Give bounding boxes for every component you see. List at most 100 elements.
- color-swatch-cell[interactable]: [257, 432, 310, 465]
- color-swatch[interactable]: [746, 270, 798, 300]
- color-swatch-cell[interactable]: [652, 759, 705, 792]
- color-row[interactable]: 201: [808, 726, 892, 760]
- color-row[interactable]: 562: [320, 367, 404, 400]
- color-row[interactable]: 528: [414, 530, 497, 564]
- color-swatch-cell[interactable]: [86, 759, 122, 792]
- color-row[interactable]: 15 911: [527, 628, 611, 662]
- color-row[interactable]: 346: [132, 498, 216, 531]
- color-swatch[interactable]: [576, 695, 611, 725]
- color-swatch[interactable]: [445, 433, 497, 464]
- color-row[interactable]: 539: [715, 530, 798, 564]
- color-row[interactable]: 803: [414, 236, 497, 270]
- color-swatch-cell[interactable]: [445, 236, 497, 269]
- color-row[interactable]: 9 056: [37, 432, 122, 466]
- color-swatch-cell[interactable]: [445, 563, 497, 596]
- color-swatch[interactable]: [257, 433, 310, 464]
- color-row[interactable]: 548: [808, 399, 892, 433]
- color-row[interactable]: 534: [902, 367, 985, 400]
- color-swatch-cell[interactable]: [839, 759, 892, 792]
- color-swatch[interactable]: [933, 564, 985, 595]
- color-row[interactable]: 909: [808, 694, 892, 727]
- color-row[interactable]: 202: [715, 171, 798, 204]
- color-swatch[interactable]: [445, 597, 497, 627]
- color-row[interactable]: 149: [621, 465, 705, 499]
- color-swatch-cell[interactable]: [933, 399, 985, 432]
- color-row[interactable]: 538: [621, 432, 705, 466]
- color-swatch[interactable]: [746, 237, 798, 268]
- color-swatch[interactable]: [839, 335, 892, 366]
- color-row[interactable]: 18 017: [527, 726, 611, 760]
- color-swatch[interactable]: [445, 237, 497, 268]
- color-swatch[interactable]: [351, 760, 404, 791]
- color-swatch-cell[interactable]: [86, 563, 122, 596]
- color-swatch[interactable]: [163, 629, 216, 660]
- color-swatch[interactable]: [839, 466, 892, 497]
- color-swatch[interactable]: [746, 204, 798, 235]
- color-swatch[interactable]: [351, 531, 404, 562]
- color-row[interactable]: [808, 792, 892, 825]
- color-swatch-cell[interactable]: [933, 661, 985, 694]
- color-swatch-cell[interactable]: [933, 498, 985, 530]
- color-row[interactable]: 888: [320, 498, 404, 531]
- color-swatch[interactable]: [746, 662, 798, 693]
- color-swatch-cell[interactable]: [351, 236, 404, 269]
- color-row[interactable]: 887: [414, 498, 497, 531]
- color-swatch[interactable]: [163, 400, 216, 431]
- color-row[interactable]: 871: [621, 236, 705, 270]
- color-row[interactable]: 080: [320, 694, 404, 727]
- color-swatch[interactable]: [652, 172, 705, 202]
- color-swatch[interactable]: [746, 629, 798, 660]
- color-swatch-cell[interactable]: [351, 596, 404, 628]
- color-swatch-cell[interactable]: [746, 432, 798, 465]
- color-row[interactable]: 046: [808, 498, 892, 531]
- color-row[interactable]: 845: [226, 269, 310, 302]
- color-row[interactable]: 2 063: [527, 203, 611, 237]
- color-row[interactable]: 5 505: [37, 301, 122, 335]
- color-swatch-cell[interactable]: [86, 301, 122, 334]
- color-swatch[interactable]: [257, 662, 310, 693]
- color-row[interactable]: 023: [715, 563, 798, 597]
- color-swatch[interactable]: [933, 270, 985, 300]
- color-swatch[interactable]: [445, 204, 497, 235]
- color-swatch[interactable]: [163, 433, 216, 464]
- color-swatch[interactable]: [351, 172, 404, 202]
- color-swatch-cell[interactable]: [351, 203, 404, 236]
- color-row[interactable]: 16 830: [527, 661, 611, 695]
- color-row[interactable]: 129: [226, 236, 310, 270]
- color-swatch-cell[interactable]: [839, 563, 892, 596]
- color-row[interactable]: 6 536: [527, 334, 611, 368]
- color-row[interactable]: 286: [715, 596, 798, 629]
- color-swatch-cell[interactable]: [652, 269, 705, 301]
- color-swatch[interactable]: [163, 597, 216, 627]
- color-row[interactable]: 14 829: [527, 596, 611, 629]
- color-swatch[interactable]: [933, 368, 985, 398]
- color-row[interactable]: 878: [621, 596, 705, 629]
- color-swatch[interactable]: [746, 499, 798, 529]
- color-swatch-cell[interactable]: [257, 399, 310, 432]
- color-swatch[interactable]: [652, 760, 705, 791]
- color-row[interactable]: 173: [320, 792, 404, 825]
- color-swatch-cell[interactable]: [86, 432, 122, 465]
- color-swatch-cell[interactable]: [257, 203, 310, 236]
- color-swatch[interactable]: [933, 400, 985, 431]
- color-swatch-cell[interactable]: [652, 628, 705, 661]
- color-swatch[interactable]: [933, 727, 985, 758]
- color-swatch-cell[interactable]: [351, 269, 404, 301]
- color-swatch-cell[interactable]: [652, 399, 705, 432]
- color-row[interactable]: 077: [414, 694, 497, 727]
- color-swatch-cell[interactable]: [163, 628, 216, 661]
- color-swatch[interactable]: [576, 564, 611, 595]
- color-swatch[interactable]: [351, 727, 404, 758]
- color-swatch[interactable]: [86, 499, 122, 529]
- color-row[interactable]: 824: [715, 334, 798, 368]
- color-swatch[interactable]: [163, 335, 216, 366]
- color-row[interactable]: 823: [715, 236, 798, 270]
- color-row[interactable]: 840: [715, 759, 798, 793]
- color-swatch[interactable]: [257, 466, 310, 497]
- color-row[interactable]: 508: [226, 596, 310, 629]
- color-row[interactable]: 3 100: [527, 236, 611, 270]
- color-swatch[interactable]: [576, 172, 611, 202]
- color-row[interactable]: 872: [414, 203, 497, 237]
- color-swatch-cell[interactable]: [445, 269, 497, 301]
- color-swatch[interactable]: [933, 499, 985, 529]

──────

• **Task objective**
Format the rows above as a JSON list of strings, with one string for each line and blank lines omitted.

• **Complete response**
[
  "Give bounding boxes for every component you see. List at most 100 elements.",
  "- color-swatch-cell[interactable]: [257, 432, 310, 465]",
  "- color-swatch[interactable]: [746, 270, 798, 300]",
  "- color-swatch-cell[interactable]: [652, 759, 705, 792]",
  "- color-row[interactable]: 201: [808, 726, 892, 760]",
  "- color-row[interactable]: 562: [320, 367, 404, 400]",
  "- color-row[interactable]: 528: [414, 530, 497, 564]",
  "- color-swatch-cell[interactable]: [86, 759, 122, 792]",
  "- color-row[interactable]: 15 911: [527, 628, 611, 662]",
  "- color-row[interactable]: 346: [132, 498, 216, 531]",
  "- color-swatch[interactable]: [576, 695, 611, 725]",
  "- color-swatch[interactable]: [445, 433, 497, 464]",
  "- color-row[interactable]: 539: [715, 530, 798, 564]",
  "- color-row[interactable]: 803: [414, 236, 497, 270]",
  "- color-swatch-cell[interactable]: [445, 236, 497, 269]",
  "- color-row[interactable]: 9 056: [37, 432, 122, 466]",
  "- color-swatch-cell[interactable]: [445, 563, 497, 596]",
  "- color-swatch[interactable]: [257, 433, 310, 464]",
  "- color-row[interactable]: 548: [808, 399, 892, 433]",
  "- color-row[interactable]: 534: [902, 367, 985, 400]",
  "- color-swatch-cell[interactable]: [839, 759, 892, 792]",
  "- color-swatch[interactable]: [933, 564, 985, 595]",
  "- color-row[interactable]: 909: [808, 694, 892, 727]",
  "- color-row[interactable]: 202: [715, 171, 798, 204]",
  "- color-swatch[interactable]: [445, 597, 497, 627]",
  "- color-row[interactable]: 149: [621, 465, 705, 499]",
  "- color-swatch-cell[interactable]: [933, 399, 985, 432]",
  "- color-row[interactable]: 538: [621, 432, 705, 466]",
  "- color-swatch[interactable]: [746, 237, 798, 268]",
  "- color-swatch[interactable]: [839, 335, 892, 366]",
  "- color-row[interactable]: 18 017: [527, 726, 611, 760]",
  "- color-swatch[interactable]: [445, 237, 497, 268]",
  "- color-swatch[interactable]: [351, 760, 404, 791]",
  "- color-swatch-cell[interactable]: [86, 563, 122, 596]",
  "- color-swatch[interactable]: [163, 629, 216, 660]",
  "- color-swatch[interactable]: [839, 466, 892, 497]",
  "- color-swatch[interactable]: [746, 204, 798, 235]",
  "- color-swatch[interactable]: [351, 531, 404, 562]",
  "- color-row[interactable]: [808, 792, 892, 825]",
  "- color-swatch-cell[interactable]: [933, 661, 985, 694]",
  "- color-swatch-cell[interactable]: [933, 498, 985, 530]",
  "- color-row[interactable]: 888: [320, 498, 404, 531]",
  "- color-swatch[interactable]: [746, 662, 798, 693]",
  "- color-swatch-cell[interactable]: [351, 236, 404, 269]",
  "- color-row[interactable]: 887: [414, 498, 497, 531]",
  "- color-swatch[interactable]: [163, 400, 216, 431]",
  "- color-row[interactable]: 871: [621, 236, 705, 270]",
  "- color-row[interactable]: 080: [320, 694, 404, 727]",
  "- color-swatch[interactable]: [652, 172, 705, 202]",
  "- color-swatch[interactable]: [746, 629, 798, 660]",
  "- color-swatch-cell[interactable]: [351, 596, 404, 628]",
  "- color-swatch-cell[interactable]: [746, 432, 798, 465]",
  "- color-row[interactable]: 046: [808, 498, 892, 531]",
  "- color-row[interactable]: 845: [226, 269, 310, 302]",
  "- color-row[interactable]: 2 063: [527, 203, 611, 237]",
  "- color-row[interactable]: 5 505: [37, 301, 122, 335]",
  "- color-swatch-cell[interactable]: [86, 301, 122, 334]",
  "- color-swatch[interactable]: [257, 662, 310, 693]",
  "- color-row[interactable]: 023: [715, 563, 798, 597]",
  "- color-swatch[interactable]: [933, 270, 985, 300]",
  "- color-swatch[interactable]: [445, 204, 497, 235]",
  "- color-swatch[interactable]: [163, 433, 216, 464]",
  "- color-swatch[interactable]: [351, 172, 404, 202]",
  "- color-swatch-cell[interactable]: [351, 203, 404, 236]",
  "- color-row[interactable]: 16 830: [527, 661, 611, 695]",
  "- color-row[interactable]: 129: [226, 236, 310, 270]",
  "- color-swatch-cell[interactable]: [839, 563, 892, 596]",
  "- color-row[interactable]: 6 536: [527, 334, 611, 368]",
  "- color-row[interactable]: 286: [715, 596, 798, 629]",
  "- color-swatch-cell[interactable]: [652, 269, 705, 301]",
  "- color-swatch[interactable]: [163, 597, 216, 627]",
  "- color-row[interactable]: 14 829: [527, 596, 611, 629]",
  "- color-swatch[interactable]: [933, 368, 985, 398]",
  "- color-row[interactable]: 878: [621, 596, 705, 629]",
  "- color-swatch[interactable]: [746, 499, 798, 529]",
  "- color-swatch-cell[interactable]: [257, 399, 310, 432]",
  "- color-swatch[interactable]: [652, 760, 705, 791]",
  "- color-row[interactable]: 173: [320, 792, 404, 825]",
  "- color-swatch-cell[interactable]: [86, 432, 122, 465]",
  "- color-swatch-cell[interactable]: [257, 203, 310, 236]",
  "- color-swatch[interactable]: [933, 400, 985, 431]",
  "- color-swatch-cell[interactable]: [652, 628, 705, 661]",
  "- color-swatch[interactable]: [933, 727, 985, 758]",
  "- color-swatch-cell[interactable]: [351, 269, 404, 301]",
  "- color-swatch-cell[interactable]: [652, 399, 705, 432]",
  "- color-row[interactable]: 077: [414, 694, 497, 727]",
  "- color-swatch-cell[interactable]: [163, 628, 216, 661]",
  "- color-swatch[interactable]: [576, 564, 611, 595]",
  "- color-swatch[interactable]: [351, 727, 404, 758]",
  "- color-swatch[interactable]: [86, 499, 122, 529]",
  "- color-row[interactable]: 824: [715, 334, 798, 368]",
  "- color-swatch[interactable]: [163, 335, 216, 366]",
  "- color-row[interactable]: 823: [715, 236, 798, 270]",
  "- color-row[interactable]: 840: [715, 759, 798, 793]",
  "- color-swatch[interactable]: [257, 466, 310, 497]",
  "- color-row[interactable]: 508: [226, 596, 310, 629]",
  "- color-row[interactable]: 3 100: [527, 236, 611, 270]",
  "- color-swatch[interactable]: [576, 172, 611, 202]",
  "- color-row[interactable]: 872: [414, 203, 497, 237]",
  "- color-swatch-cell[interactable]: [445, 269, 497, 301]",
  "- color-swatch[interactable]: [933, 499, 985, 529]"
]